◆ Problem description ◆
Gather all lines with "append" from the records.
━━ Listed entries ━━
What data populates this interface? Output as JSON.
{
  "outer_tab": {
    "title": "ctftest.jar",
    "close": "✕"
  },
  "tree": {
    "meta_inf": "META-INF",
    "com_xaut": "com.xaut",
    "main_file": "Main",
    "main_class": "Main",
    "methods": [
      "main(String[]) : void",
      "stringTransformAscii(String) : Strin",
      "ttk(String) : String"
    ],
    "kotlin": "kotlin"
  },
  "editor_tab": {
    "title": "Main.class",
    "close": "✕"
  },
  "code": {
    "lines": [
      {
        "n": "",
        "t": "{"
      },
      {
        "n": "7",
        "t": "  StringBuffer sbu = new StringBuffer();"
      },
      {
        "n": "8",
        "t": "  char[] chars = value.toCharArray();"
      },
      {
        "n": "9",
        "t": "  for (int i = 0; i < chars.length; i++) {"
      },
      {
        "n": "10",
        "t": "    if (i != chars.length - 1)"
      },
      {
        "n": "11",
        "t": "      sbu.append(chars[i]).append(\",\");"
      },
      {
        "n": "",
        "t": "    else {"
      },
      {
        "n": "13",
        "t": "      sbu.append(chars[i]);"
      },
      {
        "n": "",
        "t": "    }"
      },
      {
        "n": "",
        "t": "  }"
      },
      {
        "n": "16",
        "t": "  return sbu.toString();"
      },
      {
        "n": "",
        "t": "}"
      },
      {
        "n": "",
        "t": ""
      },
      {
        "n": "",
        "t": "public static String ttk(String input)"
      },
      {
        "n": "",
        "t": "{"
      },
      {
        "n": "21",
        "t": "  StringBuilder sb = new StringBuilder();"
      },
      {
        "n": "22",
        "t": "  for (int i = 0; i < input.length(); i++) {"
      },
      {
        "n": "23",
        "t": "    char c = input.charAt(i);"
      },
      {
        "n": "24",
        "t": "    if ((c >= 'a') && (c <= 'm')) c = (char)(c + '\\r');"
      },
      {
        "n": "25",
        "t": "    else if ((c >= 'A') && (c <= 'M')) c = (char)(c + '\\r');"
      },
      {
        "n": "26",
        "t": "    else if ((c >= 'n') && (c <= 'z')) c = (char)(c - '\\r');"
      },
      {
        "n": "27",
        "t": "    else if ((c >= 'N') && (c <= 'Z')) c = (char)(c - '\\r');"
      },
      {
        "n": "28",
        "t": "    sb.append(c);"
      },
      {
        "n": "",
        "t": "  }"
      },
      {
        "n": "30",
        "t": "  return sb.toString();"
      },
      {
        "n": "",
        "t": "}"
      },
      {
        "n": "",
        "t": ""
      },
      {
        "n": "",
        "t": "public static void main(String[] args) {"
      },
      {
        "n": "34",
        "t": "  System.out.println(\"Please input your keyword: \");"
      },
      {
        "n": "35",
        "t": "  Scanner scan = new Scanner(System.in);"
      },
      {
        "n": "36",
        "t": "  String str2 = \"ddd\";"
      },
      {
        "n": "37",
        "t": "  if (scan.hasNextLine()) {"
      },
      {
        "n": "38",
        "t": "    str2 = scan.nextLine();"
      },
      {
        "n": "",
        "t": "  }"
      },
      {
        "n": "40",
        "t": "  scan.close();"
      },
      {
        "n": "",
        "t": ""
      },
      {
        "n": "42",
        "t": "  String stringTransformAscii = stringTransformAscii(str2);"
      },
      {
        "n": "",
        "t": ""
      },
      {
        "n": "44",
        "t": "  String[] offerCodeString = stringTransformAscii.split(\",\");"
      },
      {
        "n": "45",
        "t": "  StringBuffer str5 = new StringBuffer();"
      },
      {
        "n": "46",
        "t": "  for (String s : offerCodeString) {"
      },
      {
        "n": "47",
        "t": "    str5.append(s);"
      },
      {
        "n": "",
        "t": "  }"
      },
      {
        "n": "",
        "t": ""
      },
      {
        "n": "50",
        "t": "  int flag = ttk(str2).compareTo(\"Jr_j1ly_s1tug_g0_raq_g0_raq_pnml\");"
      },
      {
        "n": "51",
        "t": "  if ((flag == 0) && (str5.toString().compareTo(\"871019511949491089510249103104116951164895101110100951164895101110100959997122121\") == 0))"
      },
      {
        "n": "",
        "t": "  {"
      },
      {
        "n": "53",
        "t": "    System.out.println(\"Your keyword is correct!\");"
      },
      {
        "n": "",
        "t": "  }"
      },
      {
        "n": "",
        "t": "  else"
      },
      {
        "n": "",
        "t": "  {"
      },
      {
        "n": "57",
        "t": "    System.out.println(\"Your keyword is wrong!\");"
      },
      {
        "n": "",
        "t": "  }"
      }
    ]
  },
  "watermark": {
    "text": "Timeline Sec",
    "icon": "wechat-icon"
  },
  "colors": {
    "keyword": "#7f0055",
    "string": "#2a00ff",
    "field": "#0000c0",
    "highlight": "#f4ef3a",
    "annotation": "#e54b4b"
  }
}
━━━
◆ Exercise output ◆
        "t": "      sbu.append(chars[i]).append(\",\");"
        "t": "      sbu.append(chars[i]);"
        "t": "    sb.append(c);"
        "t": "    str5.append(s);"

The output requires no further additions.